Exercise aim = Would you transcribe all of the data exactly, down to the last character?

--- BEGIN Items ---

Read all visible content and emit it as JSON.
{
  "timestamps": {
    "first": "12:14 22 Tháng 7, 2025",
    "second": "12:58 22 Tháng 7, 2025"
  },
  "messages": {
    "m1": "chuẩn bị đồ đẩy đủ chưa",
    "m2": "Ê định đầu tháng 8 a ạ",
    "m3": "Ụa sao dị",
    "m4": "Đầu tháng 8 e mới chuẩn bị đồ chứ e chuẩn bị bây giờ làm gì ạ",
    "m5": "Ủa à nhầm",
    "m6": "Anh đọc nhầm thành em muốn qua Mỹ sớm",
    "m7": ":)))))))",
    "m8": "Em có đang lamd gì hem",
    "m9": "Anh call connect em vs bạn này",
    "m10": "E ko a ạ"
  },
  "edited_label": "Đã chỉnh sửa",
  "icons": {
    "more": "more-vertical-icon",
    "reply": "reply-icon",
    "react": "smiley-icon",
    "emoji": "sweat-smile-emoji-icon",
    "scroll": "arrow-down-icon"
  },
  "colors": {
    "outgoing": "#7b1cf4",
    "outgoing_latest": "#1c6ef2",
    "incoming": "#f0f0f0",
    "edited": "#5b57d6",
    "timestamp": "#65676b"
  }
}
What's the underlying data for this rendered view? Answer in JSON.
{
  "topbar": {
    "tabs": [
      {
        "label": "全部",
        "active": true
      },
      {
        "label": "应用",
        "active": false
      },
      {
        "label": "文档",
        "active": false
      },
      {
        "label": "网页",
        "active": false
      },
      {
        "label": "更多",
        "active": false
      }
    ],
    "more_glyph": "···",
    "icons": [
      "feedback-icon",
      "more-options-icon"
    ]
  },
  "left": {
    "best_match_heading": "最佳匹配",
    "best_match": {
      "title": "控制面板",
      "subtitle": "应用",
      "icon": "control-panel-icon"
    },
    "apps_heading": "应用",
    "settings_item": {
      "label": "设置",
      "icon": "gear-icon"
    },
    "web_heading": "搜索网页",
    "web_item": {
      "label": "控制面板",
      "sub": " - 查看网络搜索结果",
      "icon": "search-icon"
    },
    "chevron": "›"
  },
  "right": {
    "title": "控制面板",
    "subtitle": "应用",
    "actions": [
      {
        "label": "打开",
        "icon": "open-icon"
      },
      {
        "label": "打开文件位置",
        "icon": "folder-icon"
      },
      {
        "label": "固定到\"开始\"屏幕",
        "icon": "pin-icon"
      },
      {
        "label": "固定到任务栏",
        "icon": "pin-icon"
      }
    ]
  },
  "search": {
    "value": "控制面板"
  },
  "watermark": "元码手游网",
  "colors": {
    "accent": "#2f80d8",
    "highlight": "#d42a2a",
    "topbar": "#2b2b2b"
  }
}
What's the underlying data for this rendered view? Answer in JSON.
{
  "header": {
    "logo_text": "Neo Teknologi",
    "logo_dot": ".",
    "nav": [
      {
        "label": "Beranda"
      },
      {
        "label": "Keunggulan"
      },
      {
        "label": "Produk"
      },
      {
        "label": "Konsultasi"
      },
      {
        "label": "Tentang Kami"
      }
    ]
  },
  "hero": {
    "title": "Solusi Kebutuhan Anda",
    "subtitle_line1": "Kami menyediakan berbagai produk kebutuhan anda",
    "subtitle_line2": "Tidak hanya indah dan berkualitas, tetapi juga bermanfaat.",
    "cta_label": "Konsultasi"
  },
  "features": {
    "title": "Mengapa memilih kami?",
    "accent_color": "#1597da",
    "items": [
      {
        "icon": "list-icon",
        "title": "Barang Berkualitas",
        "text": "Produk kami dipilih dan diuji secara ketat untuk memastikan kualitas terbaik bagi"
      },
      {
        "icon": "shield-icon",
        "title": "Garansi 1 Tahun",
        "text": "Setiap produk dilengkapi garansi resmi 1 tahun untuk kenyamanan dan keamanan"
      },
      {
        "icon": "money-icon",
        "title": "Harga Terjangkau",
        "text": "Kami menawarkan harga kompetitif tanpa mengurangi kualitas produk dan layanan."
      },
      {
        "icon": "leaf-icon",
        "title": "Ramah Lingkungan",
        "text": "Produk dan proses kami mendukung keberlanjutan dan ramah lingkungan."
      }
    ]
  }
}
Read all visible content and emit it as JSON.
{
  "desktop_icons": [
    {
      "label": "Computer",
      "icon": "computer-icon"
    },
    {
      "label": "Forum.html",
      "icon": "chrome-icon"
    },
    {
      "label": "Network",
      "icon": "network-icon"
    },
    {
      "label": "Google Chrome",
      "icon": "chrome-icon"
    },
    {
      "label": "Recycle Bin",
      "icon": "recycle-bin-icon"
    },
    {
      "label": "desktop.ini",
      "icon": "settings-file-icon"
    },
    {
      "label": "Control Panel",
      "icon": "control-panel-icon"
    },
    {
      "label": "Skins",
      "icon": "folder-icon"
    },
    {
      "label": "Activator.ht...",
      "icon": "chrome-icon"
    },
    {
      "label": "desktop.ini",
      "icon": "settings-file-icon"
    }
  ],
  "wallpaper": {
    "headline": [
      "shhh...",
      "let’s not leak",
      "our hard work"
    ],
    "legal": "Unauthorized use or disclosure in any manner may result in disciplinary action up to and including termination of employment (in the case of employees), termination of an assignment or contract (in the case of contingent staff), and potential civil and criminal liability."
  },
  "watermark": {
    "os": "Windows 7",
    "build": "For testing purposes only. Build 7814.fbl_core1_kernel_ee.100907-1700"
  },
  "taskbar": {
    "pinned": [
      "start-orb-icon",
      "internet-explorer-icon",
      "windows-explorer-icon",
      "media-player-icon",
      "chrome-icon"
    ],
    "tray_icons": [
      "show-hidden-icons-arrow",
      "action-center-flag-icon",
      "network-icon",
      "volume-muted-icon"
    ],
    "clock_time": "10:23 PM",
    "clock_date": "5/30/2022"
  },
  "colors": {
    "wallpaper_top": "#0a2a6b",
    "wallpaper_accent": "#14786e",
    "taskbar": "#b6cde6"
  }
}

--- END Items ---

Reply =
Read all visible content and emit it as JSON.
{
  "timestamps": {
    "first": "12:14 22 Tháng 7, 2025",
    "second": "12:58 22 Tháng 7, 2025"
  },
  "messages": {
    "m1": "chuẩn bị đồ đẩy đủ chưa",
    "m2": "Ê định đầu tháng 8 a ạ",
    "m3": "Ụa sao dị",
    "m4": "Đầu tháng 8 e mới chuẩn bị đồ chứ e chuẩn bị bây giờ làm gì ạ",
    "m5": "Ủa à nhầm",
    "m6": "Anh đọc nhầm thành em muốn qua Mỹ sớm",
    "m7": ":)))))))",
    "m8": "Em có đang lamd gì hem",
    "m9": "Anh call connect em vs bạn này",
    "m10": "E ko a ạ"
  },
  "edited_label": "Đã chỉnh sửa",
  "icons": {
    "more": "more-vertical-icon",
    "reply": "reply-icon",
    "react": "smiley-icon",
    "emoji": "sweat-smile-emoji-icon",
    "scroll": "arrow-down-icon"
  },
  "colors": {
    "outgoing": "#7b1cf4",
    "outgoing_latest": "#1c6ef2",
    "incoming": "#f0f0f0",
    "edited": "#5b57d6",
    "timestamp": "#65676b"
  }
}
What's the underlying data for this rendered view? Answer in JSON.
{
  "topbar": {
    "tabs": [
      {
        "label": "全部",
        "active": true
      },
      {
        "label": "应用",
        "active": false
      },
      {
        "label": "文档",
        "active": false
      },
      {
        "label": "网页",
        "active": false
      },
      {
        "label": "更多",
        "active": false
      }
    ],
    "more_glyph": "···",
    "icons": [
      "feedback-icon",
      "more-options-icon"
    ]
  },
  "left": {
    "best_match_heading": "最佳匹配",
    "best_match": {
      "title": "控制面板",
      "subtitle": "应用",
      "icon": "control-panel-icon"
    },
    "apps_heading": "应用",
    "settings_item": {
      "label": "设置",
      "icon": "gear-icon"
    },
    "web_heading": "搜索网页",
    "web_item": {
      "label": "控制面板",
      "sub": " - 查看网络搜索结果",
      "icon": "search-icon"
    },
    "chevron": "›"
  },
  "right": {
    "title": "控制面板",
    "subtitle": "应用",
    "actions": [
      {
        "label": "打开",
        "icon": "open-icon"
      },
      {
        "label": "打开文件位置",
        "icon": "folder-icon"
      },
      {
        "label": "固定到\"开始\"屏幕",
        "icon": "pin-icon"
      },
      {
        "label": "固定到任务栏",
        "icon": "pin-icon"
      }
    ]
  },
  "search": {
    "value": "控制面板"
  },
  "watermark": "元码手游网",
  "colors": {
    "accent": "#2f80d8",
    "highlight": "#d42a2a",
    "topbar": "#2b2b2b"
  }
}
What's the underlying data for this rendered view? Answer in JSON.
{
  "header": {
    "logo_text": "Neo Teknologi",
    "logo_dot": ".",
    "nav": [
      {
        "label": "Beranda"
      },
      {
        "label": "Keunggulan"
      },
      {
        "label": "Produk"
      },
      {
        "label": "Konsultasi"
      },
      {
        "label": "Tentang Kami"
      }
    ]
  },
  "hero": {
    "title": "Solusi Kebutuhan Anda",
    "subtitle_line1": "Kami menyediakan berbagai produk kebutuhan anda",
    "subtitle_line2": "Tidak hanya indah dan berkualitas, tetapi juga bermanfaat.",
    "cta_label": "Konsultasi"
  },
  "features": {
    "title": "Mengapa memilih kami?",
    "accent_color": "#1597da",
    "items": [
      {
        "icon": "list-icon",
        "title": "Barang Berkualitas",
        "text": "Produk kami dipilih dan diuji secara ketat untuk memastikan kualitas terbaik bagi"
      },
      {
        "icon": "shield-icon",
        "title": "Garansi 1 Tahun",
        "text": "Setiap produk dilengkapi garansi resmi 1 tahun untuk kenyamanan dan keamanan"
      },
      {
        "icon": "money-icon",
        "title": "Harga Terjangkau",
        "text": "Kami menawarkan harga kompetitif tanpa mengurangi kualitas produk dan layanan."
      },
      {
        "icon": "leaf-icon",
        "title": "Ramah Lingkungan",
        "text": "Produk dan proses kami mendukung keberlanjutan dan ramah lingkungan."
      }
    ]
  }
}
Read all visible content and emit it as JSON.
{
  "desktop_icons": [
    {
      "label": "Computer",
      "icon": "computer-icon"
    },
    {
      "label": "Forum.html",
      "icon": "chrome-icon"
    },
    {
      "label": "Network",
      "icon": "network-icon"
    },
    {
      "label": "Google Chrome",
      "icon": "chrome-icon"
    },
    {
      "label": "Recycle Bin",
      "icon": "recycle-bin-icon"
    },
    {
      "label": "desktop.ini",
      "icon": "settings-file-icon"
    },
    {
      "label": "Control Panel",
      "icon": "control-panel-icon"
    },
    {
      "label": "Skins",
      "icon": "folder-icon"
    },
    {
      "label": "Activator.ht...",
      "icon": "chrome-icon"
    },
    {
      "label": "desktop.ini",
      "icon": "settings-file-icon"
    }
  ],
  "wallpaper": {
    "headline": [
      "shhh...",
      "let’s not leak",
      "our hard work"
    ],
    "legal": "Unauthorized use or disclosure in any manner may result in disciplinary action up to and including termination of employment (in the case of employees), termination of an assignment or contract (in the case of contingent staff), and potential civil and criminal liability."
  },
  "watermark": {
    "os": "Windows 7",
    "build": "For testing purposes only. Build 7814.fbl_core1_kernel_ee.100907-1700"
  },
  "taskbar": {
    "pinned": [
      "start-orb-icon",
      "internet-explorer-icon",
      "windows-explorer-icon",
      "media-player-icon",
      "chrome-icon"
    ],
    "tray_icons": [
      "show-hidden-icons-arrow",
      "action-center-flag-icon",
      "network-icon",
      "volume-muted-icon"
    ],
    "clock_time": "10:23 PM",
    "clock_date": "5/30/2022"
  },
  "colors": {
    "wallpaper_top": "#0a2a6b",
    "wallpaper_accent": "#14786e",
    "taskbar": "#b6cde6"
  }
}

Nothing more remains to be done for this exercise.